━━━ Entries supplied

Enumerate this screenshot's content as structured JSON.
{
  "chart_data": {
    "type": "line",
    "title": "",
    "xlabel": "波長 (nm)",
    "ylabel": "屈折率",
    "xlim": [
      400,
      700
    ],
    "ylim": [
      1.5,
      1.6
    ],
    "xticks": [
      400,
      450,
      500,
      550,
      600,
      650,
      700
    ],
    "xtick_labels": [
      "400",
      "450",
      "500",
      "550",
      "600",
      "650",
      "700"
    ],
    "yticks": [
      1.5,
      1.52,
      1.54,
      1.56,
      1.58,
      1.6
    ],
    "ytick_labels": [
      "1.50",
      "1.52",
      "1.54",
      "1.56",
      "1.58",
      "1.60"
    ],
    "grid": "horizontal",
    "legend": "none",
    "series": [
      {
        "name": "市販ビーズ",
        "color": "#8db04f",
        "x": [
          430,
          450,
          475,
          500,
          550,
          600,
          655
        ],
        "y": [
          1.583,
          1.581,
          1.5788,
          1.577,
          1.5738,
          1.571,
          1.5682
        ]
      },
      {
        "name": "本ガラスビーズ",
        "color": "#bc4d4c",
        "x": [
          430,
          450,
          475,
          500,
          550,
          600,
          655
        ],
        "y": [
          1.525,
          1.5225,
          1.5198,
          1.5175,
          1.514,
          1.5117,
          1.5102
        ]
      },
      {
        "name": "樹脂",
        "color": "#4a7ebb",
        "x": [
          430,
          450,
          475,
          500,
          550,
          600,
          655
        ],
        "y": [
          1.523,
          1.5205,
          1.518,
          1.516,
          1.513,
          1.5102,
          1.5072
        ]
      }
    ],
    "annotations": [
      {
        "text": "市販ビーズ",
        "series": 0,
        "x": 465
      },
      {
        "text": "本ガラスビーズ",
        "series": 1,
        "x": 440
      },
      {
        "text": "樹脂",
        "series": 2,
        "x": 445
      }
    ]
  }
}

━━━━━━
━━━ Entries supplied

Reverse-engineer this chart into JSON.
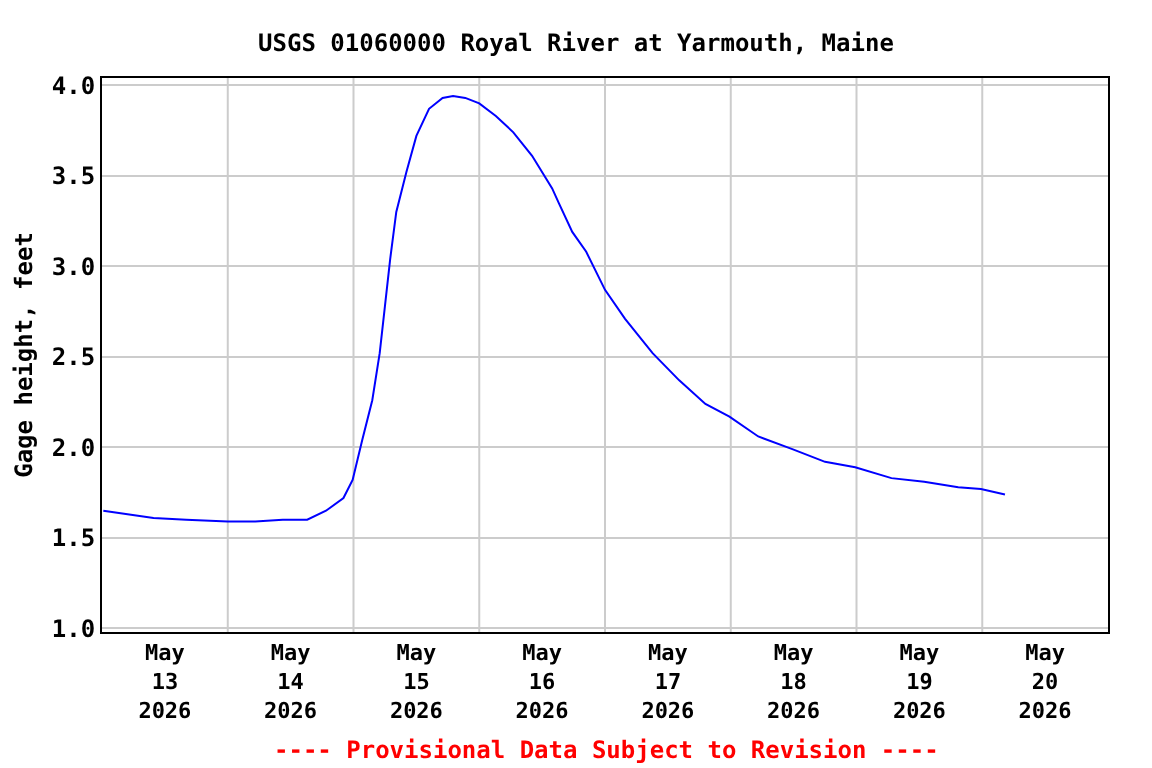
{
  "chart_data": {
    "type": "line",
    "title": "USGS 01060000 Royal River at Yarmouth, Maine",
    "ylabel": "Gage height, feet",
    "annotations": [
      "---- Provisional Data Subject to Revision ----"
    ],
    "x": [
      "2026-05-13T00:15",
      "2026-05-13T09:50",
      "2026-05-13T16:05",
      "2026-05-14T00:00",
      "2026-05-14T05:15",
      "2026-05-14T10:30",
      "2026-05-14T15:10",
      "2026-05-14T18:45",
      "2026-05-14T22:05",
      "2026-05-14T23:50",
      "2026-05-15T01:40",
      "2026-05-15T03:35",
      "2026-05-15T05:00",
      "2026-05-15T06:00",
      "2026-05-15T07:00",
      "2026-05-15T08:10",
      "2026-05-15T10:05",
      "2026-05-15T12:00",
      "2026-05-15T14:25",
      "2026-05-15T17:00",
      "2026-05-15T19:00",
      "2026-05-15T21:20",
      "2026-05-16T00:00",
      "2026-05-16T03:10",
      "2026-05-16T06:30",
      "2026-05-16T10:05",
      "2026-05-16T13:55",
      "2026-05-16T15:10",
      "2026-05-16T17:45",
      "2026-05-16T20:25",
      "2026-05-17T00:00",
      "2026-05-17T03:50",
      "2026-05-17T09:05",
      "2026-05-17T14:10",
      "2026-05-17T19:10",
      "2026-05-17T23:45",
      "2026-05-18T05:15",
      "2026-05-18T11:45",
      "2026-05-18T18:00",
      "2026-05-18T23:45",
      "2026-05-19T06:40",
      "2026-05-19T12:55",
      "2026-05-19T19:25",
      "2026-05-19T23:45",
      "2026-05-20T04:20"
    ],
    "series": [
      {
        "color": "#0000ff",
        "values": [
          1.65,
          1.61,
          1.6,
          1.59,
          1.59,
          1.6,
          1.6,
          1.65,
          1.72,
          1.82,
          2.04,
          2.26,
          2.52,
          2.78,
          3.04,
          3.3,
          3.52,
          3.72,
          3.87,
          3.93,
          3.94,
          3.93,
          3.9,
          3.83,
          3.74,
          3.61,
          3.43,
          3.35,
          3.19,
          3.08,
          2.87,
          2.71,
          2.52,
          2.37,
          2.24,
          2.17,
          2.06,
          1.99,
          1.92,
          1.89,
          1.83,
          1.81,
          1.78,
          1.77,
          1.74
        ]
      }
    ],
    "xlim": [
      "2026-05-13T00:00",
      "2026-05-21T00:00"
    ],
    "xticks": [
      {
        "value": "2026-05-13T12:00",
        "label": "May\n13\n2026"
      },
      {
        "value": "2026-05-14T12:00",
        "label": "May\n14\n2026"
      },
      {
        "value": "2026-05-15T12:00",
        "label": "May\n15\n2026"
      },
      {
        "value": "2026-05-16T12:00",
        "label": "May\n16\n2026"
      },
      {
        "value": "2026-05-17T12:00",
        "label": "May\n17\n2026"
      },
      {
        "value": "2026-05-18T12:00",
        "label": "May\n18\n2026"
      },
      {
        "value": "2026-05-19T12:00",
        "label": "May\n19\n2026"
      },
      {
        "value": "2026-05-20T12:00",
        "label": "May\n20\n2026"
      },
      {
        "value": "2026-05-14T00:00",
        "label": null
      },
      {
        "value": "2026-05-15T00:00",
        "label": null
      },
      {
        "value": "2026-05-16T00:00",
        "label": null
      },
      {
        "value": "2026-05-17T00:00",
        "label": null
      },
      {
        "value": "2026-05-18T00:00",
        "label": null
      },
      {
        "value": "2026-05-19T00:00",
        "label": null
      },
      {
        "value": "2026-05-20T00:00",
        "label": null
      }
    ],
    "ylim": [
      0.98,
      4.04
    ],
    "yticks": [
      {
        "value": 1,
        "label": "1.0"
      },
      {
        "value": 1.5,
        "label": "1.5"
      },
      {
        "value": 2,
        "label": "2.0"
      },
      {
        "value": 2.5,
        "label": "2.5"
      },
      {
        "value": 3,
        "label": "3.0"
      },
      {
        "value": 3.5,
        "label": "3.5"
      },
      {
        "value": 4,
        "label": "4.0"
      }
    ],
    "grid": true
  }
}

━━━━━━
━━━ Entries supplied

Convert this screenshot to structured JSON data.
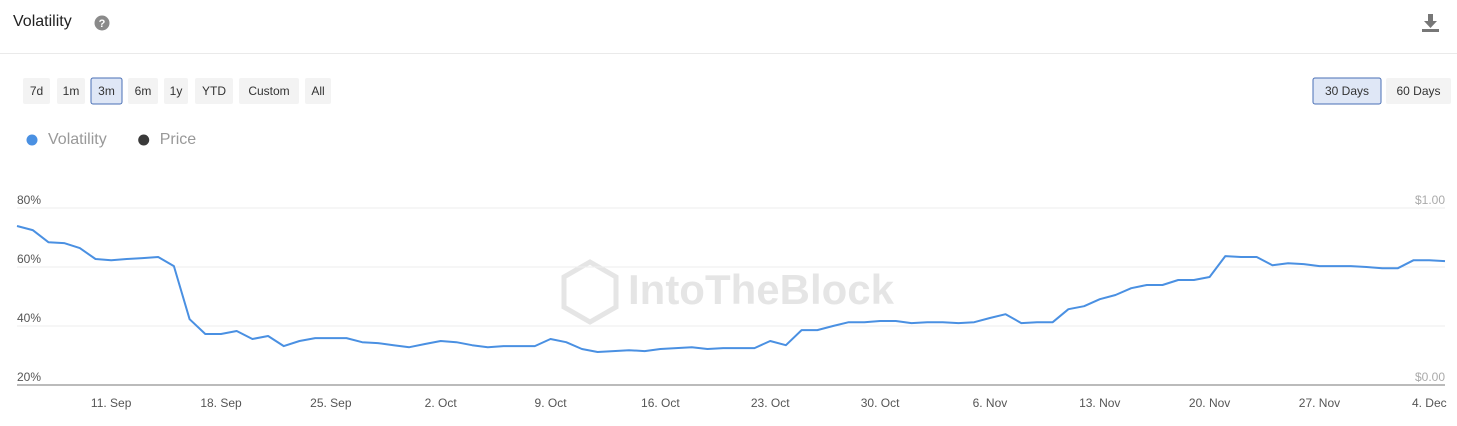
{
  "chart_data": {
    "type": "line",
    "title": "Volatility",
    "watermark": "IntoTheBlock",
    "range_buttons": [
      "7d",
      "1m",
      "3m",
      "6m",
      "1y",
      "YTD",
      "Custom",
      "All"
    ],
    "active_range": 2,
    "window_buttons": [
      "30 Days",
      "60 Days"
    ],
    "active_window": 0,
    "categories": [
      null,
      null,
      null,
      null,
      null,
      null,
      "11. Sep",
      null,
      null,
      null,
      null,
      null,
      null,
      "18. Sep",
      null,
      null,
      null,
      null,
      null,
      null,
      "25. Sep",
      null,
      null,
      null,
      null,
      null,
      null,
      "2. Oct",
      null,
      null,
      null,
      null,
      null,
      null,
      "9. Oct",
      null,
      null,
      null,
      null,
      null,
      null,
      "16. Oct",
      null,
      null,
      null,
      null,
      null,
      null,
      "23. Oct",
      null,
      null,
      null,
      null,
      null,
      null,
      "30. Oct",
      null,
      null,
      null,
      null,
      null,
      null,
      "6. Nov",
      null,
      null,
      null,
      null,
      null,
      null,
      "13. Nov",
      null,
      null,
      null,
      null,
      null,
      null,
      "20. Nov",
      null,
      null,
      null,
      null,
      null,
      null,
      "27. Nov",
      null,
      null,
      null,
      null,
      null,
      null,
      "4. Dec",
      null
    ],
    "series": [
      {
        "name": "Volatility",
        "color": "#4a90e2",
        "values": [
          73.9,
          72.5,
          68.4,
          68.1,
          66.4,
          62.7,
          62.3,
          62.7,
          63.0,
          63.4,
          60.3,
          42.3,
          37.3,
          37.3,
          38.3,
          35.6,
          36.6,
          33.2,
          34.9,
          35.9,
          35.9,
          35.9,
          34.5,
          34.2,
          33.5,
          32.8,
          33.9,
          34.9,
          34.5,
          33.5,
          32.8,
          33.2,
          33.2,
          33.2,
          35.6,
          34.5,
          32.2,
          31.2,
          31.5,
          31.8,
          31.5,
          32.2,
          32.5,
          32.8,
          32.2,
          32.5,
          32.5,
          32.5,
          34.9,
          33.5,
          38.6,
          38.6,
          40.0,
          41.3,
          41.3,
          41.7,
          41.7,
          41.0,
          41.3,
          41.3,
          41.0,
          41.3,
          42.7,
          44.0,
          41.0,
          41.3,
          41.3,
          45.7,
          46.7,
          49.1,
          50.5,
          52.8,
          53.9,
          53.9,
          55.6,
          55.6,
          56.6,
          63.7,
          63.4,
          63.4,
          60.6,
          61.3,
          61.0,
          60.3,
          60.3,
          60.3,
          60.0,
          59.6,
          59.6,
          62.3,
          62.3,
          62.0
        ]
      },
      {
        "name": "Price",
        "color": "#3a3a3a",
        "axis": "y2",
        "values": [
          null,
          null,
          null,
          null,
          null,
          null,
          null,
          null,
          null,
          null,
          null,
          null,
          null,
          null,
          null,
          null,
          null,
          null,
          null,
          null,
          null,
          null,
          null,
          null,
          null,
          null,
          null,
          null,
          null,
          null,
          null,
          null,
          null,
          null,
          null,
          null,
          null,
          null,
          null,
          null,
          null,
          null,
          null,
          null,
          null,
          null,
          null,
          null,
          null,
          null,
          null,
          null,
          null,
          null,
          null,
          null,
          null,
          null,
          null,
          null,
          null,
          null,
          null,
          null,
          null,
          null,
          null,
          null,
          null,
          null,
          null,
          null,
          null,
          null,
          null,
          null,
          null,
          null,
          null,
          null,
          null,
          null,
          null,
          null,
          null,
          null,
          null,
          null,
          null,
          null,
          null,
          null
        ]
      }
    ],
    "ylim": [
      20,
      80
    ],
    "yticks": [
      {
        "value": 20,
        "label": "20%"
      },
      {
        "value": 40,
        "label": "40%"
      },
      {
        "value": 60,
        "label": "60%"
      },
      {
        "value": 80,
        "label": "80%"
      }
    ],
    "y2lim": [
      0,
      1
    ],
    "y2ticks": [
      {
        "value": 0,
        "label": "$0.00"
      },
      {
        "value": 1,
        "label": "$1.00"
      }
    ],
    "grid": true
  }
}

━━━━━━

> [Job] Copy each line above that contains the string "this".

> [Answer to the task]
Enumerate this screenshot's content as structured JSON.
Reverse-engineer this chart into JSON.
Convert this screenshot to structured JSON data.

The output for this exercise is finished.